◆ **Request**:
Tally up the lines that include "rest" and state that number by itself.

◆ **Items**:
--- begin ---
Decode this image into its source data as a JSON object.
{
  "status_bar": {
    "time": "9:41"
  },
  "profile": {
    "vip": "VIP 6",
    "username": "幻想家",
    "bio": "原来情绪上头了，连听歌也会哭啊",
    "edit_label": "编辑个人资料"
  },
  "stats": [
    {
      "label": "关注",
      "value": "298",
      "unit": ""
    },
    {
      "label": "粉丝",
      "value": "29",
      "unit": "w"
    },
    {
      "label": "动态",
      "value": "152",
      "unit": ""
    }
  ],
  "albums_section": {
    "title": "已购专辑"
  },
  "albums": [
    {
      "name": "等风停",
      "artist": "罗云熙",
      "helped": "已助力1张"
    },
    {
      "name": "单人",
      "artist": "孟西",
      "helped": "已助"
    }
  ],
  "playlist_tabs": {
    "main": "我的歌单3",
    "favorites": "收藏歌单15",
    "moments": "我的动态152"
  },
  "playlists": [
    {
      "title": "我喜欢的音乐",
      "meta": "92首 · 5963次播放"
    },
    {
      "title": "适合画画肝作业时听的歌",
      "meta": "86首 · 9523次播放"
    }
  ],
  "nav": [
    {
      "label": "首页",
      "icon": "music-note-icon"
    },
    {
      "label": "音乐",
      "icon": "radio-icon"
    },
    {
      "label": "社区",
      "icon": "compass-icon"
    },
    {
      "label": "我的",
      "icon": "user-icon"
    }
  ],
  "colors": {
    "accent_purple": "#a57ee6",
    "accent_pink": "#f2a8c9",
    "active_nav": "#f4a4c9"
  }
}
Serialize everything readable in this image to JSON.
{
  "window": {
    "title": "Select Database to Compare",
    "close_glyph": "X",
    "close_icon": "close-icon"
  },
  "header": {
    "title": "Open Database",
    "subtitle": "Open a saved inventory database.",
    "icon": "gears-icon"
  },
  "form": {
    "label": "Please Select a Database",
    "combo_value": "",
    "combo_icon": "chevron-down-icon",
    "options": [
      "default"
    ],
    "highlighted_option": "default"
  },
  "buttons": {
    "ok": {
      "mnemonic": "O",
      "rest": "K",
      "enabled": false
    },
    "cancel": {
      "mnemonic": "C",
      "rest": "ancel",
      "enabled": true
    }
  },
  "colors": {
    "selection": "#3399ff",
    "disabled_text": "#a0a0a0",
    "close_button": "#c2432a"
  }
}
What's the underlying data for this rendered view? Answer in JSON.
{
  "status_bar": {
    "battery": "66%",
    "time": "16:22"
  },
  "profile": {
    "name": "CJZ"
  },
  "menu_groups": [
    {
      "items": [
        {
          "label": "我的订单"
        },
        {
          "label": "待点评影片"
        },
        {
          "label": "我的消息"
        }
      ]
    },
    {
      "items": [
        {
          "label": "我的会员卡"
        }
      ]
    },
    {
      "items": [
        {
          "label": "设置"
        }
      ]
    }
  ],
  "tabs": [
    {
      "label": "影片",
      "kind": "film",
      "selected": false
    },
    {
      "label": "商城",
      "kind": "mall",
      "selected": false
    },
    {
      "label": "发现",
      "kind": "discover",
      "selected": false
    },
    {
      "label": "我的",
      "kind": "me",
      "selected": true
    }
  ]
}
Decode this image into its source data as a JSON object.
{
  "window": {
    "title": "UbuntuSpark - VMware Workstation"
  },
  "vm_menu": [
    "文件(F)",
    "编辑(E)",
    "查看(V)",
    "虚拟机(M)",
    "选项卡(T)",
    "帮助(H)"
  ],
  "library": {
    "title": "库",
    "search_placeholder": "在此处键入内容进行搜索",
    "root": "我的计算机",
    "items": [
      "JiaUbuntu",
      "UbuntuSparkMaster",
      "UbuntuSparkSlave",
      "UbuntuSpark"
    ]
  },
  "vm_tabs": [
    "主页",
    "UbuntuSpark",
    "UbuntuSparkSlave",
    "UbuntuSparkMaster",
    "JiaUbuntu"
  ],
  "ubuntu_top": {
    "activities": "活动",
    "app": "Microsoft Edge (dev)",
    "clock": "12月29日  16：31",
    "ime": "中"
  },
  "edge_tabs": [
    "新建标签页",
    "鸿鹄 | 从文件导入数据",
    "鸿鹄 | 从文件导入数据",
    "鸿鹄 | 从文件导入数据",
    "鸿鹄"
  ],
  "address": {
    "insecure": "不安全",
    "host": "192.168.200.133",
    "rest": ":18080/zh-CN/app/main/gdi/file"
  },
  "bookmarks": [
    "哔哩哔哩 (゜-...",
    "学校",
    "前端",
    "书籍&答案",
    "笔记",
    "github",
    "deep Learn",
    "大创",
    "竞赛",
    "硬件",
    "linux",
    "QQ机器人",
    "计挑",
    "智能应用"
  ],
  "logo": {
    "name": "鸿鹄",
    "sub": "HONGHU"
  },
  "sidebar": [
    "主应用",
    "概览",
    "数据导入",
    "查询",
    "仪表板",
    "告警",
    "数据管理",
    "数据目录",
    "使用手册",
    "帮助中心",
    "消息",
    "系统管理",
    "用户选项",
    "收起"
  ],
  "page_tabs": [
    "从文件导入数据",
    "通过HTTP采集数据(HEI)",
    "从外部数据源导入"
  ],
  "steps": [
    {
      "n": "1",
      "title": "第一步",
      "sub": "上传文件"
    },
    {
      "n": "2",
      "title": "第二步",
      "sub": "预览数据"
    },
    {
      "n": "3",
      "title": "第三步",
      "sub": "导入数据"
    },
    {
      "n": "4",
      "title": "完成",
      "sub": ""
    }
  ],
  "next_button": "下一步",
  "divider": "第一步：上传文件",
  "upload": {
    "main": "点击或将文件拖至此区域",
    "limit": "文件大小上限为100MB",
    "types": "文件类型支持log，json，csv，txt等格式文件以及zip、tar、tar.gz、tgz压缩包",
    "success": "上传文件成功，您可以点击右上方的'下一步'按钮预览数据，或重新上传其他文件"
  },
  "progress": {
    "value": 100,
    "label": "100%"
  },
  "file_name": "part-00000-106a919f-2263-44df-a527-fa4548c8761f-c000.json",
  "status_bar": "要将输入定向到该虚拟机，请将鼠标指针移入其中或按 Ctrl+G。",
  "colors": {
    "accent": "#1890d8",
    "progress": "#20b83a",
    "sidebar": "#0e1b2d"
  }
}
--- end ---
◆ **Reply**:
3